- EXERCISE INSTRUCTIONS:
Copy out every line that contains "this".

── DATASET CONTENT ──

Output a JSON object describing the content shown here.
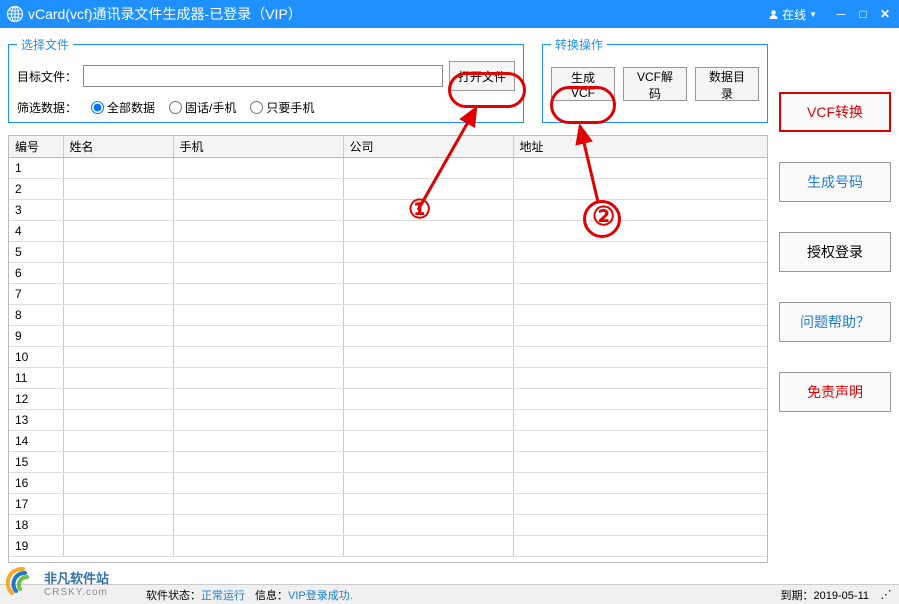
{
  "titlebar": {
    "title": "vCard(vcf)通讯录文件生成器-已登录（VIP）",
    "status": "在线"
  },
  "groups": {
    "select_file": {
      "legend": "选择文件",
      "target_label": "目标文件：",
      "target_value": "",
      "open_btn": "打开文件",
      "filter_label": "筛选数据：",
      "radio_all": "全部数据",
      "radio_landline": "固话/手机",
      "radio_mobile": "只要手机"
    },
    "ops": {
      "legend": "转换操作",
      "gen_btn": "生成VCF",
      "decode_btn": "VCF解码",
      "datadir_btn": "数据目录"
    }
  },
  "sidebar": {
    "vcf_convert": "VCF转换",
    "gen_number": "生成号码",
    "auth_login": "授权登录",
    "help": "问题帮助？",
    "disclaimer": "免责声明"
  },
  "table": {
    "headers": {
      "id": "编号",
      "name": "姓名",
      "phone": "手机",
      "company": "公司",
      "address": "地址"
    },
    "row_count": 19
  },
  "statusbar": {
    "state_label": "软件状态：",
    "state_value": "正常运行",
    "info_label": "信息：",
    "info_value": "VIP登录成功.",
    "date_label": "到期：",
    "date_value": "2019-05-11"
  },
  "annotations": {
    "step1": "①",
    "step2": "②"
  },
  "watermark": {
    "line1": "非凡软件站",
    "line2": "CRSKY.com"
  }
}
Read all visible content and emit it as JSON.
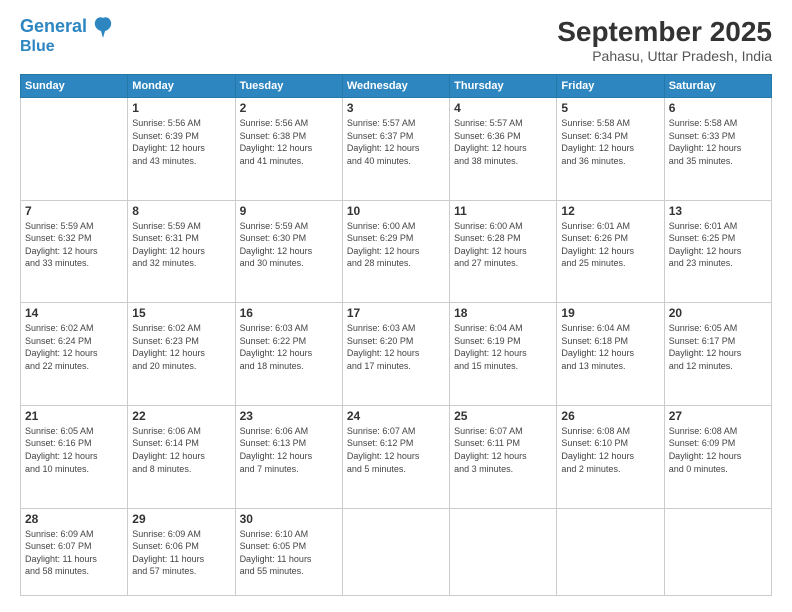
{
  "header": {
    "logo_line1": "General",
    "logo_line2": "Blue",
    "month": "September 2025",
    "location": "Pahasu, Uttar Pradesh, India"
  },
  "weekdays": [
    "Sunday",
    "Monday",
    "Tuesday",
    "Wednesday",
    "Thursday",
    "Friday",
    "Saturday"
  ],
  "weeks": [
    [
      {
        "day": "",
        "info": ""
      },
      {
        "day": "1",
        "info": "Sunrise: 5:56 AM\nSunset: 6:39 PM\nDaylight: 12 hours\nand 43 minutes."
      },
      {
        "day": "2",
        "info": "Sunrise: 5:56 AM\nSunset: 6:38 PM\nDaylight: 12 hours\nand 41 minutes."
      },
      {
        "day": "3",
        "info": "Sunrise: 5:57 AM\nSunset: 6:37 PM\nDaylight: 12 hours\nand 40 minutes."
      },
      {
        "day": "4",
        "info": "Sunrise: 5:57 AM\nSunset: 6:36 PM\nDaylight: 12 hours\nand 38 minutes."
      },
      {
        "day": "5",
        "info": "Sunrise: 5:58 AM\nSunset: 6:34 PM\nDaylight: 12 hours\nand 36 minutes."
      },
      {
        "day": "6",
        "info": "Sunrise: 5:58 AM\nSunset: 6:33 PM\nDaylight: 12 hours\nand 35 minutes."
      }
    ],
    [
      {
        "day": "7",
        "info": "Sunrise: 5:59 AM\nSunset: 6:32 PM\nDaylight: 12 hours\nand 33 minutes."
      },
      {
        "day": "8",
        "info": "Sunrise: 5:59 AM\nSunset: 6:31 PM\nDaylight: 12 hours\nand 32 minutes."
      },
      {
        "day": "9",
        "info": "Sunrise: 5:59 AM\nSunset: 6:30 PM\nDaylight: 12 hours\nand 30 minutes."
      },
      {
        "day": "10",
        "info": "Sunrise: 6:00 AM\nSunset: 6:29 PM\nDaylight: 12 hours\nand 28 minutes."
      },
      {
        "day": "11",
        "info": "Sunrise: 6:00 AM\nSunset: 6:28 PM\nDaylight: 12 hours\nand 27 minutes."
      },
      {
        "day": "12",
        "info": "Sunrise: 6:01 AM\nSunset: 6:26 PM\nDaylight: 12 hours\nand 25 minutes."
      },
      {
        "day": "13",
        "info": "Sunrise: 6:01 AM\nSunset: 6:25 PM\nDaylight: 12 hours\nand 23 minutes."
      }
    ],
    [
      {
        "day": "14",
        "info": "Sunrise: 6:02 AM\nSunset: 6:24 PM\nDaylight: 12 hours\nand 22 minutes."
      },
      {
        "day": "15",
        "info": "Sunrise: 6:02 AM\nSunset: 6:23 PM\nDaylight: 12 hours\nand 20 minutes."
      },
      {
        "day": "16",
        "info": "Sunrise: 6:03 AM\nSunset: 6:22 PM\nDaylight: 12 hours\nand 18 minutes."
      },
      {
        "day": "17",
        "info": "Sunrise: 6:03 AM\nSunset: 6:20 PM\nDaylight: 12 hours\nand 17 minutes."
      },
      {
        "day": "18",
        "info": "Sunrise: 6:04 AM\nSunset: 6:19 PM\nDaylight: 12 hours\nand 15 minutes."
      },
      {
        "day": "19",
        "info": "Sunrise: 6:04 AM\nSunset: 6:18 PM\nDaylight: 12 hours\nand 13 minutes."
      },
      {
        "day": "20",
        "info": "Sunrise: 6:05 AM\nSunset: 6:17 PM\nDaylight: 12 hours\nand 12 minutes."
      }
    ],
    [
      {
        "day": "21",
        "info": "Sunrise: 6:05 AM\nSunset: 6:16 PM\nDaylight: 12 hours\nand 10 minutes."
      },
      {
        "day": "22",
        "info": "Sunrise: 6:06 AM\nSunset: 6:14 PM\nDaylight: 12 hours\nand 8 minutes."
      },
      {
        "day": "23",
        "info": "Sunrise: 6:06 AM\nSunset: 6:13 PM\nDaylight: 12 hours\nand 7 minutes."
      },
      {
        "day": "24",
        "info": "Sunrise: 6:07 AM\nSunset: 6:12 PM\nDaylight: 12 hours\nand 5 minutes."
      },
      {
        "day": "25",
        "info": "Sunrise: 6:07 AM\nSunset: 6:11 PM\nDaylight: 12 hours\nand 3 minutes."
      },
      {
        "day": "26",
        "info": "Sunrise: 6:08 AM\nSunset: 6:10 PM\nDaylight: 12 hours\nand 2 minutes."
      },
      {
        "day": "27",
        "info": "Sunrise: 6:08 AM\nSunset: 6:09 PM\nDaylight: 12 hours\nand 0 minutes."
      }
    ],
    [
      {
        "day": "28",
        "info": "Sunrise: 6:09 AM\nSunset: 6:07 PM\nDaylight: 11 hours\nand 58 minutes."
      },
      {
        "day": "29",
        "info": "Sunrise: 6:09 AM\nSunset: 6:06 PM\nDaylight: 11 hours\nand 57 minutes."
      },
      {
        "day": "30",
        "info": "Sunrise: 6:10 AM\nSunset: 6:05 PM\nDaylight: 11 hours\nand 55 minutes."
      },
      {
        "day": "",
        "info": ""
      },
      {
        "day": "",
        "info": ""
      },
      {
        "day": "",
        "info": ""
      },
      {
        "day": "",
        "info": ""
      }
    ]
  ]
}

───
── DATASET CONTENT ──

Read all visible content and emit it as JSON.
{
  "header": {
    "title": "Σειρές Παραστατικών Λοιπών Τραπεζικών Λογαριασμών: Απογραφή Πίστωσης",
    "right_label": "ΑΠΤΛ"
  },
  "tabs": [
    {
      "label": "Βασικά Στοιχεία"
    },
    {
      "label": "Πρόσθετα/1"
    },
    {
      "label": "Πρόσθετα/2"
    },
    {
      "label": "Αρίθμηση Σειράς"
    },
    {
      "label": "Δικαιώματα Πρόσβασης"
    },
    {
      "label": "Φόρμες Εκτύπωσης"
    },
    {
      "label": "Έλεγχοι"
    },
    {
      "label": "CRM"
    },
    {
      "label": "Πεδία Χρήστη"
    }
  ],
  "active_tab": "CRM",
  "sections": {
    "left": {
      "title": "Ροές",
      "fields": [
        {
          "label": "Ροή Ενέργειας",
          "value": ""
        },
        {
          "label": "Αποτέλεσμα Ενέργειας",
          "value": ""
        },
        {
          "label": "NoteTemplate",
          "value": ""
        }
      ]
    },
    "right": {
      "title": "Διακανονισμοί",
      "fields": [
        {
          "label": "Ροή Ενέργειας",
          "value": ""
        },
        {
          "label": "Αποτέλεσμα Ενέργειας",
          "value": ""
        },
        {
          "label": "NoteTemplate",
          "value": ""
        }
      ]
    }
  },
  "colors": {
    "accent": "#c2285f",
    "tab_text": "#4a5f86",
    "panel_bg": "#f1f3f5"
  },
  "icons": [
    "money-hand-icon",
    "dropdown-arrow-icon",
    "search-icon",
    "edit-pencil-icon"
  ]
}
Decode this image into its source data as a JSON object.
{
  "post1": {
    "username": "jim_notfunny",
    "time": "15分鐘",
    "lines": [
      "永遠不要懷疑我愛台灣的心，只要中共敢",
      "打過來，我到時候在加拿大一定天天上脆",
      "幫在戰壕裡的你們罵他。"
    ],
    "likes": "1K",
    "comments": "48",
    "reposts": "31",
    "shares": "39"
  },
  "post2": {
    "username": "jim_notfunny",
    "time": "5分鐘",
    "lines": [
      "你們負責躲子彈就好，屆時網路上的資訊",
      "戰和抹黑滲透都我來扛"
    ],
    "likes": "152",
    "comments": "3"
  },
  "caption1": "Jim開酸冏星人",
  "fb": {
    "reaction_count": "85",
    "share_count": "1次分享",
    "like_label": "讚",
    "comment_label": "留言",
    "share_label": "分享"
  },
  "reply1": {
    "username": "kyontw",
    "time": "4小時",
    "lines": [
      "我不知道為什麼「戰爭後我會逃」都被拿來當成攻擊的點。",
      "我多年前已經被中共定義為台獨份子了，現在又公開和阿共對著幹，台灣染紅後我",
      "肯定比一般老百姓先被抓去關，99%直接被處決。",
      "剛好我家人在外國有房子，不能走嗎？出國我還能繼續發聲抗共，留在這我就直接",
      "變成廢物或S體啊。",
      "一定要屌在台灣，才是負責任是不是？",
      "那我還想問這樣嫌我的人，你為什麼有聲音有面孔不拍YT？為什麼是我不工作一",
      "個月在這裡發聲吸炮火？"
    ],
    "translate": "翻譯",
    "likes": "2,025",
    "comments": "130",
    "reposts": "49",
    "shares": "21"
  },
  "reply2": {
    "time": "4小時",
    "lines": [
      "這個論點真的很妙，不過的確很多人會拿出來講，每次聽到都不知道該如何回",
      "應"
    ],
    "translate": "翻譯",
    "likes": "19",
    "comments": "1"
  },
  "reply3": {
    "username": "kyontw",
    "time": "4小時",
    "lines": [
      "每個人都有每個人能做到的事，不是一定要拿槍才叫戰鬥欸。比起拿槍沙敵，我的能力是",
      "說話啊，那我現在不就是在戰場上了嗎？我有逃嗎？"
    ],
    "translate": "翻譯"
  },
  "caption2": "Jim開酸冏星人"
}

───
── DATASET CONTENT ──

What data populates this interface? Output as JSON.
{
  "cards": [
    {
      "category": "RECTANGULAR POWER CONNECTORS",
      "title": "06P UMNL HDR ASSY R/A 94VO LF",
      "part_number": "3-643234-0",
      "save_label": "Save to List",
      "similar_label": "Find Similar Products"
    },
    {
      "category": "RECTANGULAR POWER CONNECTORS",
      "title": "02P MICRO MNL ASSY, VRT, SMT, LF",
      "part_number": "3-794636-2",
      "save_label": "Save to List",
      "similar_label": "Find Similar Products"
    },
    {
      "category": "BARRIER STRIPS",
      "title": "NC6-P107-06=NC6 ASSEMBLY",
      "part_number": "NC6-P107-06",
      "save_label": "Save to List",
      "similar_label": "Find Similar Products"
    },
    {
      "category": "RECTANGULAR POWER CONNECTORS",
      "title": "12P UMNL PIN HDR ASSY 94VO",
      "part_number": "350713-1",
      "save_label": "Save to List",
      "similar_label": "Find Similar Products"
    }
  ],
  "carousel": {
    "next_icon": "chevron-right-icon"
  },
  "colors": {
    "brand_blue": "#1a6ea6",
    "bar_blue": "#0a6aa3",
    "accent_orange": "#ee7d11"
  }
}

───

- TASK OUTPUT:
Decode this image into its source data as a JSON object.
What data populates this interface? Output as JSON.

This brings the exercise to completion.